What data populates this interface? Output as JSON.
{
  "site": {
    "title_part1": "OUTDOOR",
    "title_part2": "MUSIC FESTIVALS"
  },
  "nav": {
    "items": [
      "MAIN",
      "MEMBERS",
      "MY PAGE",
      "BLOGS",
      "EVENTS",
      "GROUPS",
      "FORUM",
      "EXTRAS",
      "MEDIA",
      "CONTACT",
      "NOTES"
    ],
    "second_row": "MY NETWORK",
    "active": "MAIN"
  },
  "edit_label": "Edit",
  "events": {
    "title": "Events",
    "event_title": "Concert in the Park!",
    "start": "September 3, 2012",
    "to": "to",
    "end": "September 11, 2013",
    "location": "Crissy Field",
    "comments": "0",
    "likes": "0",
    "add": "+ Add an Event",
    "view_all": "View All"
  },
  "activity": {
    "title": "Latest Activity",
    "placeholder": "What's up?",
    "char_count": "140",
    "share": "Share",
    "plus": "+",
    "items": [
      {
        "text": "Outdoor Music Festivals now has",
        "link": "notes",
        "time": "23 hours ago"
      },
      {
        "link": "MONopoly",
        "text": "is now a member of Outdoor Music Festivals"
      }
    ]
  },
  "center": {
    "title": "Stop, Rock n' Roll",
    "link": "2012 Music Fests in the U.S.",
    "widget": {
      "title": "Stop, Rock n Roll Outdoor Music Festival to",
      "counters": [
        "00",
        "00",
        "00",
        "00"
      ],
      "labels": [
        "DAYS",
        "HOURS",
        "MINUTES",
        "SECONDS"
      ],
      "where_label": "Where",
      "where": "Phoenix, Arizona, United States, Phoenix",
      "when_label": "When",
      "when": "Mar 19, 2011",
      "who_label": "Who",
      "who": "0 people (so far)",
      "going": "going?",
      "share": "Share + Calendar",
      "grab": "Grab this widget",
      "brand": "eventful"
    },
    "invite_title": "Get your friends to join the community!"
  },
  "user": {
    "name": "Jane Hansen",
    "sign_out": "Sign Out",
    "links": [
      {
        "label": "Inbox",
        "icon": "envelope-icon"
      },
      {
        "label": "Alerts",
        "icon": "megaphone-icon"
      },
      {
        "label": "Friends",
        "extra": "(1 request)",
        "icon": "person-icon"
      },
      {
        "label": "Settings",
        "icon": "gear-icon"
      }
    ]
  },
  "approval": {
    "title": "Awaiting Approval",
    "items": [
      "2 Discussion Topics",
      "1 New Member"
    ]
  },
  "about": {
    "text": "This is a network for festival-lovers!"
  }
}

- **Your objective**
Give an exact repetition of all the material.

- **Exercise solution**
What data populates this interface? Output as JSON.
{
  "site": {
    "title_part1": "OUTDOOR",
    "title_part2": "MUSIC FESTIVALS"
  },
  "nav": {
    "items": [
      "MAIN",
      "MEMBERS",
      "MY PAGE",
      "BLOGS",
      "EVENTS",
      "GROUPS",
      "FORUM",
      "EXTRAS",
      "MEDIA",
      "CONTACT",
      "NOTES"
    ],
    "second_row": "MY NETWORK",
    "active": "MAIN"
  },
  "edit_label": "Edit",
  "events": {
    "title": "Events",
    "event_title": "Concert in the Park!",
    "start": "September 3, 2012",
    "to": "to",
    "end": "September 11, 2013",
    "location": "Crissy Field",
    "comments": "0",
    "likes": "0",
    "add": "+ Add an Event",
    "view_all": "View All"
  },
  "activity": {
    "title": "Latest Activity",
    "placeholder": "What's up?",
    "char_count": "140",
    "share": "Share",
    "plus": "+",
    "items": [
      {
        "text": "Outdoor Music Festivals now has",
        "link": "notes",
        "time": "23 hours ago"
      },
      {
        "link": "MONopoly",
        "text": "is now a member of Outdoor Music Festivals"
      }
    ]
  },
  "center": {
    "title": "Stop, Rock n' Roll",
    "link": "2012 Music Fests in the U.S.",
    "widget": {
      "title": "Stop, Rock n Roll Outdoor Music Festival to",
      "counters": [
        "00",
        "00",
        "00",
        "00"
      ],
      "labels": [
        "DAYS",
        "HOURS",
        "MINUTES",
        "SECONDS"
      ],
      "where_label": "Where",
      "where": "Phoenix, Arizona, United States, Phoenix",
      "when_label": "When",
      "when": "Mar 19, 2011",
      "who_label": "Who",
      "who": "0 people (so far)",
      "going": "going?",
      "share": "Share + Calendar",
      "grab": "Grab this widget",
      "brand": "eventful"
    },
    "invite_title": "Get your friends to join the community!"
  },
  "user": {
    "name": "Jane Hansen",
    "sign_out": "Sign Out",
    "links": [
      {
        "label": "Inbox",
        "icon": "envelope-icon"
      },
      {
        "label": "Alerts",
        "icon": "megaphone-icon"
      },
      {
        "label": "Friends",
        "extra": "(1 request)",
        "icon": "person-icon"
      },
      {
        "label": "Settings",
        "icon": "gear-icon"
      }
    ]
  },
  "approval": {
    "title": "Awaiting Approval",
    "items": [
      "2 Discussion Topics",
      "1 New Member"
    ]
  },
  "about": {
    "text": "This is a network for festival-lovers!"
  }
}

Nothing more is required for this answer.